══ Data shown ══

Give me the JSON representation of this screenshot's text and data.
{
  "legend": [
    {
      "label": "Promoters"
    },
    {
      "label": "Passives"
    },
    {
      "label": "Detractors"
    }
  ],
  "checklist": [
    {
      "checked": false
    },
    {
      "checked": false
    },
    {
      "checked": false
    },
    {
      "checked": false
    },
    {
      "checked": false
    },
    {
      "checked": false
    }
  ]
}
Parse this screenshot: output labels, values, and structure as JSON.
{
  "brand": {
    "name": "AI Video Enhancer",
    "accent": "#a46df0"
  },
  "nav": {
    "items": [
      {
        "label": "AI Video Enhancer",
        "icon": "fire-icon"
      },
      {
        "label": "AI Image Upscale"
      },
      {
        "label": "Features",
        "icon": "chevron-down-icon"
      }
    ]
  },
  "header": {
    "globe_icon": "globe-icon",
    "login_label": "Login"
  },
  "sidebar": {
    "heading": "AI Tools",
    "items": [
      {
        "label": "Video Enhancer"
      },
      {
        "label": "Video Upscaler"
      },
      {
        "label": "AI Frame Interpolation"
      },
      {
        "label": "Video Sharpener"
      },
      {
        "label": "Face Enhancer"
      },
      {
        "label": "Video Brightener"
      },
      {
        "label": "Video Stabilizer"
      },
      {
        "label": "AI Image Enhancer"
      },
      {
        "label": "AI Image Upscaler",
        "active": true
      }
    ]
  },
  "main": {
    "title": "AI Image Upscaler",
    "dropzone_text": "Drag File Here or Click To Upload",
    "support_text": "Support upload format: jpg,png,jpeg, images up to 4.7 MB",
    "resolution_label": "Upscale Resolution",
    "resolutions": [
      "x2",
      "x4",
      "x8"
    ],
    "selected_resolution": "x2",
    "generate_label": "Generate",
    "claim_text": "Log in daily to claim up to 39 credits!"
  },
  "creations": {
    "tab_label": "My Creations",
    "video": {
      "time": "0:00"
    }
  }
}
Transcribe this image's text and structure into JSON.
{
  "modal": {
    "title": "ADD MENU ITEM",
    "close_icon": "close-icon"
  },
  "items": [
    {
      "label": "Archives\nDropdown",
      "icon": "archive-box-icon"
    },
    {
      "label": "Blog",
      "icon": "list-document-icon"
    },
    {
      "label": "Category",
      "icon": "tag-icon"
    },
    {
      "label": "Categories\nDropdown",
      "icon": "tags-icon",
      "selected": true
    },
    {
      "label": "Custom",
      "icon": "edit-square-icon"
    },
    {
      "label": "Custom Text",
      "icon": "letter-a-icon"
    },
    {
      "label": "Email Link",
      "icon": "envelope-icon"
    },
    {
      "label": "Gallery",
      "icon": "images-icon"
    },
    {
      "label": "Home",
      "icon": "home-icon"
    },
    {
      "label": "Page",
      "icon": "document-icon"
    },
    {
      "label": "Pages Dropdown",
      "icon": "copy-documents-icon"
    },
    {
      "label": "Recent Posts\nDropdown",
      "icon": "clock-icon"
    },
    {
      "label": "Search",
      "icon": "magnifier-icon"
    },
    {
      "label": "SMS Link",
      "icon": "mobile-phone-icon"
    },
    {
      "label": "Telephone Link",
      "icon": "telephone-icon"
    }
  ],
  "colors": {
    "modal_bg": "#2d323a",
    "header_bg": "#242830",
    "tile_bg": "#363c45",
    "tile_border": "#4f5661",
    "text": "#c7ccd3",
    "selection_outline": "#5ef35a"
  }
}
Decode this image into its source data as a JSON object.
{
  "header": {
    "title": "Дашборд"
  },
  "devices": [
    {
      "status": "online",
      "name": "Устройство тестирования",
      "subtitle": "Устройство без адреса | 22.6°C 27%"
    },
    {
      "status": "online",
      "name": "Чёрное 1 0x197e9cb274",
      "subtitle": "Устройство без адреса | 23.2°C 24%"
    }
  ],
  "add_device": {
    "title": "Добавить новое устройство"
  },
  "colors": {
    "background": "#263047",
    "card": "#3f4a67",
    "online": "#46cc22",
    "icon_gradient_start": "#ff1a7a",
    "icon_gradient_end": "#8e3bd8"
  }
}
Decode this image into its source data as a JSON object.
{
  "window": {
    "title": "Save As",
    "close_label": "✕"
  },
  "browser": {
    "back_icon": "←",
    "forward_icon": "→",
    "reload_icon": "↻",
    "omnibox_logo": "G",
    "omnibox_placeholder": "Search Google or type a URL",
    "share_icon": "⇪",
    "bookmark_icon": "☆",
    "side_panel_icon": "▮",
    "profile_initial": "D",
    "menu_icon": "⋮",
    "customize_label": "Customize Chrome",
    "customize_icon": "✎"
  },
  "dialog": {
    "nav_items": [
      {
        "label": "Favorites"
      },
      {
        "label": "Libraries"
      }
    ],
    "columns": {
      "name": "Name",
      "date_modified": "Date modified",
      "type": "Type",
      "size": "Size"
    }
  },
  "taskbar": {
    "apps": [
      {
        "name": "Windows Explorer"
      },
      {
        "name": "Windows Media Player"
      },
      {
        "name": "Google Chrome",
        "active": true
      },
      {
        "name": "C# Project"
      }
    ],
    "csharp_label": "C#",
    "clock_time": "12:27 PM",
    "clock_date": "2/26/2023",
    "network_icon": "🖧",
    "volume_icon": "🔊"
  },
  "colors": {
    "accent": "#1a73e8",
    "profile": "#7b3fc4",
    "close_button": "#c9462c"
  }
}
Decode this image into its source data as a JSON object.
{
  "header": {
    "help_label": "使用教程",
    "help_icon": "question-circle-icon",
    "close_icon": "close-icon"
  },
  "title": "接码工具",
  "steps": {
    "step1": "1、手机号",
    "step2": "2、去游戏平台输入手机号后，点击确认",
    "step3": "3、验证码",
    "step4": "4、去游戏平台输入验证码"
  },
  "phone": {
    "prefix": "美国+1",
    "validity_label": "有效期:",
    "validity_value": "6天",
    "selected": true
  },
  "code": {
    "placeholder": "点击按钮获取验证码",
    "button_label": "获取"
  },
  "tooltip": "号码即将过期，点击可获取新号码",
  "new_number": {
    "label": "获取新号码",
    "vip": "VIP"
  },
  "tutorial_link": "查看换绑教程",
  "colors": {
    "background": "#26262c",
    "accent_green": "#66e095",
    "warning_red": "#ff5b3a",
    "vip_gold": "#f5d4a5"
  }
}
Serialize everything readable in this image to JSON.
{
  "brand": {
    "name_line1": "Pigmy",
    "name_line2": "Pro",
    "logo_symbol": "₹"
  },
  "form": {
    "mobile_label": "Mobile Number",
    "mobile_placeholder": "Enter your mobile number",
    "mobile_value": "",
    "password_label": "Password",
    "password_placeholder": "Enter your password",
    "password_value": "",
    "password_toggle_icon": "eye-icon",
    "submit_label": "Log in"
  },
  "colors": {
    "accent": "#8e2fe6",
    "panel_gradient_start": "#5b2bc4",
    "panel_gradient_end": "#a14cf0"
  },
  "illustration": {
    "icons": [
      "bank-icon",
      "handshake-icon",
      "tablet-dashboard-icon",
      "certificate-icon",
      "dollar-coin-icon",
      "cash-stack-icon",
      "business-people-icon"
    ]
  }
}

═══

#### Given request
Each line of the material must be restated exactly.

#### Task result
Give me the JSON representation of this screenshot's text and data.
{
  "legend": [
    {
      "label": "Promoters"
    },
    {
      "label": "Passives"
    },
    {
      "label": "Detractors"
    }
  ],
  "checklist": [
    {
      "checked": false
    },
    {
      "checked": false
    },
    {
      "checked": false
    },
    {
      "checked": false
    },
    {
      "checked": false
    },
    {
      "checked": false
    }
  ]
}
Parse this screenshot: output labels, values, and structure as JSON.
{
  "brand": {
    "name": "AI Video Enhancer",
    "accent": "#a46df0"
  },
  "nav": {
    "items": [
      {
        "label": "AI Video Enhancer",
        "icon": "fire-icon"
      },
      {
        "label": "AI Image Upscale"
      },
      {
        "label": "Features",
        "icon": "chevron-down-icon"
      }
    ]
  },
  "header": {
    "globe_icon": "globe-icon",
    "login_label": "Login"
  },
  "sidebar": {
    "heading": "AI Tools",
    "items": [
      {
        "label": "Video Enhancer"
      },
      {
        "label": "Video Upscaler"
      },
      {
        "label": "AI Frame Interpolation"
      },
      {
        "label": "Video Sharpener"
      },
      {
        "label": "Face Enhancer"
      },
      {
        "label": "Video Brightener"
      },
      {
        "label": "Video Stabilizer"
      },
      {
        "label": "AI Image Enhancer"
      },
      {
        "label": "AI Image Upscaler",
        "active": true
      }
    ]
  },
  "main": {
    "title": "AI Image Upscaler",
    "dropzone_text": "Drag File Here or Click To Upload",
    "support_text": "Support upload format: jpg,png,jpeg, images up to 4.7 MB",
    "resolution_label": "Upscale Resolution",
    "resolutions": [
      "x2",
      "x4",
      "x8"
    ],
    "selected_resolution": "x2",
    "generate_label": "Generate",
    "claim_text": "Log in daily to claim up to 39 credits!"
  },
  "creations": {
    "tab_label": "My Creations",
    "video": {
      "time": "0:00"
    }
  }
}
Transcribe this image's text and structure into JSON.
{
  "modal": {
    "title": "ADD MENU ITEM",
    "close_icon": "close-icon"
  },
  "items": [
    {
      "label": "Archives\nDropdown",
      "icon": "archive-box-icon"
    },
    {
      "label": "Blog",
      "icon": "list-document-icon"
    },
    {
      "label": "Category",
      "icon": "tag-icon"
    },
    {
      "label": "Categories\nDropdown",
      "icon": "tags-icon",
      "selected": true
    },
    {
      "label": "Custom",
      "icon": "edit-square-icon"
    },
    {
      "label": "Custom Text",
      "icon": "letter-a-icon"
    },
    {
      "label": "Email Link",
      "icon": "envelope-icon"
    },
    {
      "label": "Gallery",
      "icon": "images-icon"
    },
    {
      "label": "Home",
      "icon": "home-icon"
    },
    {
      "label": "Page",
      "icon": "document-icon"
    },
    {
      "label": "Pages Dropdown",
      "icon": "copy-documents-icon"
    },
    {
      "label": "Recent Posts\nDropdown",
      "icon": "clock-icon"
    },
    {
      "label": "Search",
      "icon": "magnifier-icon"
    },
    {
      "label": "SMS Link",
      "icon": "mobile-phone-icon"
    },
    {
      "label": "Telephone Link",
      "icon": "telephone-icon"
    }
  ],
  "colors": {
    "modal_bg": "#2d323a",
    "header_bg": "#242830",
    "tile_bg": "#363c45",
    "tile_border": "#4f5661",
    "text": "#c7ccd3",
    "selection_outline": "#5ef35a"
  }
}
Decode this image into its source data as a JSON object.
{
  "header": {
    "title": "Дашборд"
  },
  "devices": [
    {
      "status": "online",
      "name": "Устройство тестирования",
      "subtitle": "Устройство без адреса | 22.6°C 27%"
    },
    {
      "status": "online",
      "name": "Чёрное 1 0x197e9cb274",
      "subtitle": "Устройство без адреса | 23.2°C 24%"
    }
  ],
  "add_device": {
    "title": "Добавить новое устройство"
  },
  "colors": {
    "background": "#263047",
    "card": "#3f4a67",
    "online": "#46cc22",
    "icon_gradient_start": "#ff1a7a",
    "icon_gradient_end": "#8e3bd8"
  }
}
Decode this image into its source data as a JSON object.
{
  "window": {
    "title": "Save As",
    "close_label": "✕"
  },
  "browser": {
    "back_icon": "←",
    "forward_icon": "→",
    "reload_icon": "↻",
    "omnibox_logo": "G",
    "omnibox_placeholder": "Search Google or type a URL",
    "share_icon": "⇪",
    "bookmark_icon": "☆",
    "side_panel_icon": "▮",
    "profile_initial": "D",
    "menu_icon": "⋮",
    "customize_label": "Customize Chrome",
    "customize_icon": "✎"
  },
  "dialog": {
    "nav_items": [
      {
        "label": "Favorites"
      },
      {
        "label": "Libraries"
      }
    ],
    "columns": {
      "name": "Name",
      "date_modified": "Date modified",
      "type": "Type",
      "size": "Size"
    }
  },
  "taskbar": {
    "apps": [
      {
        "name": "Windows Explorer"
      },
      {
        "name": "Windows Media Player"
      },
      {
        "name": "Google Chrome",
        "active": true
      },
      {
        "name": "C# Project"
      }
    ],
    "csharp_label": "C#",
    "clock_time": "12:27 PM",
    "clock_date": "2/26/2023",
    "network_icon": "🖧",
    "volume_icon": "🔊"
  },
  "colors": {
    "accent": "#1a73e8",
    "profile": "#7b3fc4",
    "close_button": "#c9462c"
  }
}
Decode this image into its source data as a JSON object.
{
  "header": {
    "help_label": "使用教程",
    "help_icon": "question-circle-icon",
    "close_icon": "close-icon"
  },
  "title": "接码工具",
  "steps": {
    "step1": "1、手机号",
    "step2": "2、去游戏平台输入手机号后，点击确认",
    "step3": "3、验证码",
    "step4": "4、去游戏平台输入验证码"
  },
  "phone": {
    "prefix": "美国+1",
    "validity_label": "有效期:",
    "validity_value": "6天",
    "selected": true
  },
  "code": {
    "placeholder": "点击按钮获取验证码",
    "button_label": "获取"
  },
  "tooltip": "号码即将过期，点击可获取新号码",
  "new_number": {
    "label": "获取新号码",
    "vip": "VIP"
  },
  "tutorial_link": "查看换绑教程",
  "colors": {
    "background": "#26262c",
    "accent_green": "#66e095",
    "warning_red": "#ff5b3a",
    "vip_gold": "#f5d4a5"
  }
}
Serialize everything readable in this image to JSON.
{
  "brand": {
    "name_line1": "Pigmy",
    "name_line2": "Pro",
    "logo_symbol": "₹"
  },
  "form": {
    "mobile_label": "Mobile Number",
    "mobile_placeholder": "Enter your mobile number",
    "mobile_value": "",
    "password_label": "Password",
    "password_placeholder": "Enter your password",
    "password_value": "",
    "password_toggle_icon": "eye-icon",
    "submit_label": "Log in"
  },
  "colors": {
    "accent": "#8e2fe6",
    "panel_gradient_start": "#5b2bc4",
    "panel_gradient_end": "#a14cf0"
  },
  "illustration": {
    "icons": [
      "bank-icon",
      "handshake-icon",
      "tablet-dashboard-icon",
      "certificate-icon",
      "dollar-coin-icon",
      "cash-stack-icon",
      "business-people-icon"
    ]
  }
}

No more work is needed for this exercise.